══ DATASET ROWS

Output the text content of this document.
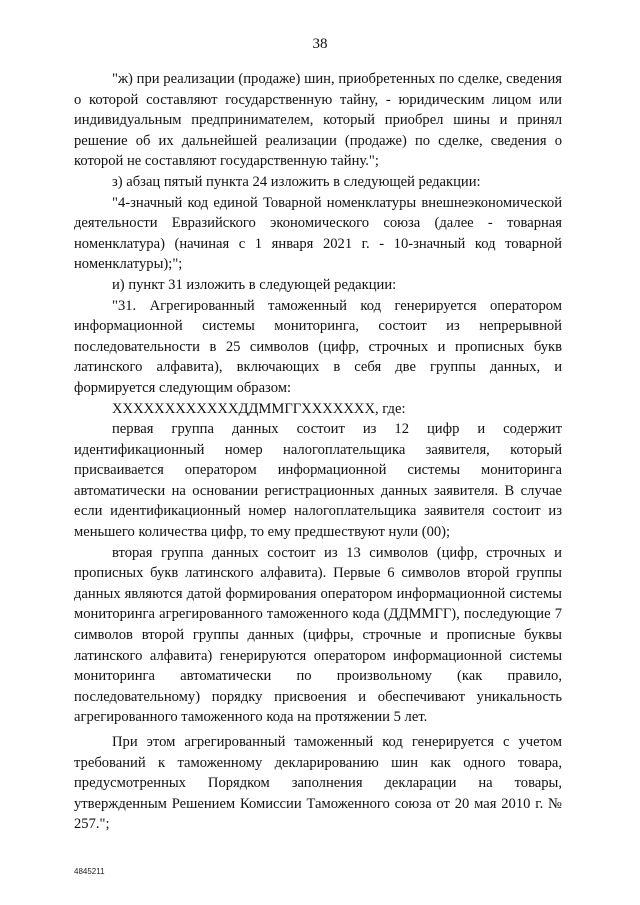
38

"ж) при реализации (продаже) шин, приобретенных по сделке, сведения о которой составляют государственную тайну, - юридическим лицом или индивидуальным предпринимателем, который приобрел шины и принял решение об их дальнейшей реализации (продаже) по сделке, сведения о которой не составляют государственную тайну.";

з) абзац пятый пункта 24 изложить в следующей редакции:

"4-значный код единой Товарной номенклатуры внешнеэкономической деятельности Евразийского экономического союза (далее - товарная номенклатура) (начиная с 1 января 2021 г. - 10-значный код товарной номенклатуры);";

и) пункт 31 изложить в следующей редакции:

"31. Агрегированный таможенный код генерируется оператором информационной системы мониторинга, состоит из непрерывной последовательности в 25 символов (цифр, строчных и прописных букв латинского алфавита), включающих в себя две группы данных, и формируется следующим образом:

ХХХХХХХХХХХХДДММГГХХХХХХХ, где:

первая группа данных состоит из 12 цифр и содержит идентификационный номер налогоплательщика заявителя, который присваивается оператором информационной системы мониторинга автоматически на основании регистрационных данных заявителя. В случае если идентификационный номер налогоплательщика заявителя состоит из меньшего количества цифр, то ему предшествуют нули (00);

вторая группа данных состоит из 13 символов (цифр, строчных и прописных букв латинского алфавита). Первые 6 символов второй группы данных являются датой формирования оператором информационной системы мониторинга агрегированного таможенного кода (ДДММГГ), последующие 7 символов второй группы данных (цифры, строчные и прописные буквы латинского алфавита) генерируются оператором информационной системы мониторинга автоматически по произвольному (как правило, последовательному) порядку присвоения и обеспечивают уникальность агрегированного таможенного кода на протяжении 5 лет.

При этом агрегированный таможенный код генерируется с учетом требований к таможенному декларированию шин как одного товара, предусмотренных Порядком заполнения декларации на товары, утвержденным Решением Комиссии Таможенного союза от 20 мая 2010 г. № 257.";

4845211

════

#### [EXERCISE AIM]
Transcribe all the records above word for word, without their images.

#### [EXPECTED ANSWER]
Output the text content of this document.
38

"ж) при реализации (продаже) шин, приобретенных по сделке, сведения о которой составляют государственную тайну, - юридическим лицом или индивидуальным предпринимателем, который приобрел шины и принял решение об их дальнейшей реализации (продаже) по сделке, сведения о которой не составляют государственную тайну.";

з) абзац пятый пункта 24 изложить в следующей редакции:

"4-значный код единой Товарной номенклатуры внешнеэкономической деятельности Евразийского экономического союза (далее - товарная номенклатура) (начиная с 1 января 2021 г. - 10-значный код товарной номенклатуры);";

и) пункт 31 изложить в следующей редакции:

"31. Агрегированный таможенный код генерируется оператором информационной системы мониторинга, состоит из непрерывной последовательности в 25 символов (цифр, строчных и прописных букв латинского алфавита), включающих в себя две группы данных, и формируется следующим образом:

ХХХХХХХХХХХХДДММГГХХХХХХХ, где:

первая группа данных состоит из 12 цифр и содержит идентификационный номер налогоплательщика заявителя, который присваивается оператором информационной системы мониторинга автоматически на основании регистрационных данных заявителя. В случае если идентификационный номер налогоплательщика заявителя состоит из меньшего количества цифр, то ему предшествуют нули (00);

вторая группа данных состоит из 13 символов (цифр, строчных и прописных букв латинского алфавита). Первые 6 символов второй группы данных являются датой формирования оператором информационной системы мониторинга агрегированного таможенного кода (ДДММГГ), последующие 7 символов второй группы данных (цифры, строчные и прописные буквы латинского алфавита) генерируются оператором информационной системы мониторинга автоматически по произвольному (как правило, последовательному) порядку присвоения и обеспечивают уникальность агрегированного таможенного кода на протяжении 5 лет.

При этом агрегированный таможенный код генерируется с учетом требований к таможенному декларированию шин как одного товара, предусмотренных Порядком заполнения декларации на товары, утвержденным Решением Комиссии Таможенного союза от 20 мая 2010 г. № 257.";

4845211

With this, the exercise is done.